[START]

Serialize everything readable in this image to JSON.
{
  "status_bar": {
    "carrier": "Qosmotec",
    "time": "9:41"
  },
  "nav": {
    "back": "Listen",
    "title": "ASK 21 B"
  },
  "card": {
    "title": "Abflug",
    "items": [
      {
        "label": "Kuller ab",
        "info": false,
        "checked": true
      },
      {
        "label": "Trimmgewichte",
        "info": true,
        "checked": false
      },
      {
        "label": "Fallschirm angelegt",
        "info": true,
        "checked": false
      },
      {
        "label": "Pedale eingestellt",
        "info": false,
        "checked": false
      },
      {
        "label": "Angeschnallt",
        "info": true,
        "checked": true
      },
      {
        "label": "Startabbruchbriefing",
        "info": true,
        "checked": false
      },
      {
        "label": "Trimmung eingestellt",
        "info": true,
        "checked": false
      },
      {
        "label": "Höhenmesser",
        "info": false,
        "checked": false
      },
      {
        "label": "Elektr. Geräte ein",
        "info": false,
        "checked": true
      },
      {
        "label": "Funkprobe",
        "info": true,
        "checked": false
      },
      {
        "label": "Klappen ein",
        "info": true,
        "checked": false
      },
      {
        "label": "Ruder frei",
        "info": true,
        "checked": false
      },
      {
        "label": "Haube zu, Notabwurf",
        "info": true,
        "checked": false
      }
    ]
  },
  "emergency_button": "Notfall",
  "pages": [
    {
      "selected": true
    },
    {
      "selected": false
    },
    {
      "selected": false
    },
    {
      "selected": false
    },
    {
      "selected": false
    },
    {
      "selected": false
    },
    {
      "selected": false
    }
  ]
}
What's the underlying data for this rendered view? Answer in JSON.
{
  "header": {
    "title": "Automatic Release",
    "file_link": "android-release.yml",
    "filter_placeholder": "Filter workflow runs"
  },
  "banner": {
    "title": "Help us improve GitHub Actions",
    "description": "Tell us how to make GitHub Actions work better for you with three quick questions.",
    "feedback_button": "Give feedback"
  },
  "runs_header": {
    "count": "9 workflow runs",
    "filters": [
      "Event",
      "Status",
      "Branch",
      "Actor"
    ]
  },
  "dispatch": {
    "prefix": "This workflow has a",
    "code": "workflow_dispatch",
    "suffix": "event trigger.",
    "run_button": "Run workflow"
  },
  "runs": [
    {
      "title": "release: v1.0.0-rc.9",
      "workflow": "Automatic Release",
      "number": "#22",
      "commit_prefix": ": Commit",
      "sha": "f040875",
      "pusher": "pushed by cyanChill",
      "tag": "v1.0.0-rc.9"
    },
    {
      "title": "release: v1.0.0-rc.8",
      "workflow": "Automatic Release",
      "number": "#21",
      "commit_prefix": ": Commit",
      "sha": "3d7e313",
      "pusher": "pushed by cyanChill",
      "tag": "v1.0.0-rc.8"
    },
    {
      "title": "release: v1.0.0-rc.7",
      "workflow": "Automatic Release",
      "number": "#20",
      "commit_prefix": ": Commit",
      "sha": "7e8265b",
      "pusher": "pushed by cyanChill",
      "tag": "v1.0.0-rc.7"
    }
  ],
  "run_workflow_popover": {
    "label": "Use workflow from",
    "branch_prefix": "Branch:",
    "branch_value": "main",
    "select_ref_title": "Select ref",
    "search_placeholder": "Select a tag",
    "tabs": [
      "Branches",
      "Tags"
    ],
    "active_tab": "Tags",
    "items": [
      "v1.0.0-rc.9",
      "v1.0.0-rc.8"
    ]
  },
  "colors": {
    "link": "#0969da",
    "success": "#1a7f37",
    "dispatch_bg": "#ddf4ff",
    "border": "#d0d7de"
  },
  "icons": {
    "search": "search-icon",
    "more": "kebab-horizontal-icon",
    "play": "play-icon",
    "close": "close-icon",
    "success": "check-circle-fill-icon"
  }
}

[END]

Given instruction: Return all of the entries exactly as they were supplied.

Answer to this exercise:
Serialize everything readable in this image to JSON.
{
  "status_bar": {
    "carrier": "Qosmotec",
    "time": "9:41"
  },
  "nav": {
    "back": "Listen",
    "title": "ASK 21 B"
  },
  "card": {
    "title": "Abflug",
    "items": [
      {
        "label": "Kuller ab",
        "info": false,
        "checked": true
      },
      {
        "label": "Trimmgewichte",
        "info": true,
        "checked": false
      },
      {
        "label": "Fallschirm angelegt",
        "info": true,
        "checked": false
      },
      {
        "label": "Pedale eingestellt",
        "info": false,
        "checked": false
      },
      {
        "label": "Angeschnallt",
        "info": true,
        "checked": true
      },
      {
        "label": "Startabbruchbriefing",
        "info": true,
        "checked": false
      },
      {
        "label": "Trimmung eingestellt",
        "info": true,
        "checked": false
      },
      {
        "label": "Höhenmesser",
        "info": false,
        "checked": false
      },
      {
        "label": "Elektr. Geräte ein",
        "info": false,
        "checked": true
      },
      {
        "label": "Funkprobe",
        "info": true,
        "checked": false
      },
      {
        "label": "Klappen ein",
        "info": true,
        "checked": false
      },
      {
        "label": "Ruder frei",
        "info": true,
        "checked": false
      },
      {
        "label": "Haube zu, Notabwurf",
        "info": true,
        "checked": false
      }
    ]
  },
  "emergency_button": "Notfall",
  "pages": [
    {
      "selected": true
    },
    {
      "selected": false
    },
    {
      "selected": false
    },
    {
      "selected": false
    },
    {
      "selected": false
    },
    {
      "selected": false
    },
    {
      "selected": false
    }
  ]
}
What's the underlying data for this rendered view? Answer in JSON.
{
  "header": {
    "title": "Automatic Release",
    "file_link": "android-release.yml",
    "filter_placeholder": "Filter workflow runs"
  },
  "banner": {
    "title": "Help us improve GitHub Actions",
    "description": "Tell us how to make GitHub Actions work better for you with three quick questions.",
    "feedback_button": "Give feedback"
  },
  "runs_header": {
    "count": "9 workflow runs",
    "filters": [
      "Event",
      "Status",
      "Branch",
      "Actor"
    ]
  },
  "dispatch": {
    "prefix": "This workflow has a",
    "code": "workflow_dispatch",
    "suffix": "event trigger.",
    "run_button": "Run workflow"
  },
  "runs": [
    {
      "title": "release: v1.0.0-rc.9",
      "workflow": "Automatic Release",
      "number": "#22",
      "commit_prefix": ": Commit",
      "sha": "f040875",
      "pusher": "pushed by cyanChill",
      "tag": "v1.0.0-rc.9"
    },
    {
      "title": "release: v1.0.0-rc.8",
      "workflow": "Automatic Release",
      "number": "#21",
      "commit_prefix": ": Commit",
      "sha": "3d7e313",
      "pusher": "pushed by cyanChill",
      "tag": "v1.0.0-rc.8"
    },
    {
      "title": "release: v1.0.0-rc.7",
      "workflow": "Automatic Release",
      "number": "#20",
      "commit_prefix": ": Commit",
      "sha": "7e8265b",
      "pusher": "pushed by cyanChill",
      "tag": "v1.0.0-rc.7"
    }
  ],
  "run_workflow_popover": {
    "label": "Use workflow from",
    "branch_prefix": "Branch:",
    "branch_value": "main",
    "select_ref_title": "Select ref",
    "search_placeholder": "Select a tag",
    "tabs": [
      "Branches",
      "Tags"
    ],
    "active_tab": "Tags",
    "items": [
      "v1.0.0-rc.9",
      "v1.0.0-rc.8"
    ]
  },
  "colors": {
    "link": "#0969da",
    "success": "#1a7f37",
    "dispatch_bg": "#ddf4ff",
    "border": "#d0d7de"
  },
  "icons": {
    "search": "search-icon",
    "more": "kebab-horizontal-icon",
    "play": "play-icon",
    "close": "close-icon",
    "success": "check-circle-fill-icon"
  }
}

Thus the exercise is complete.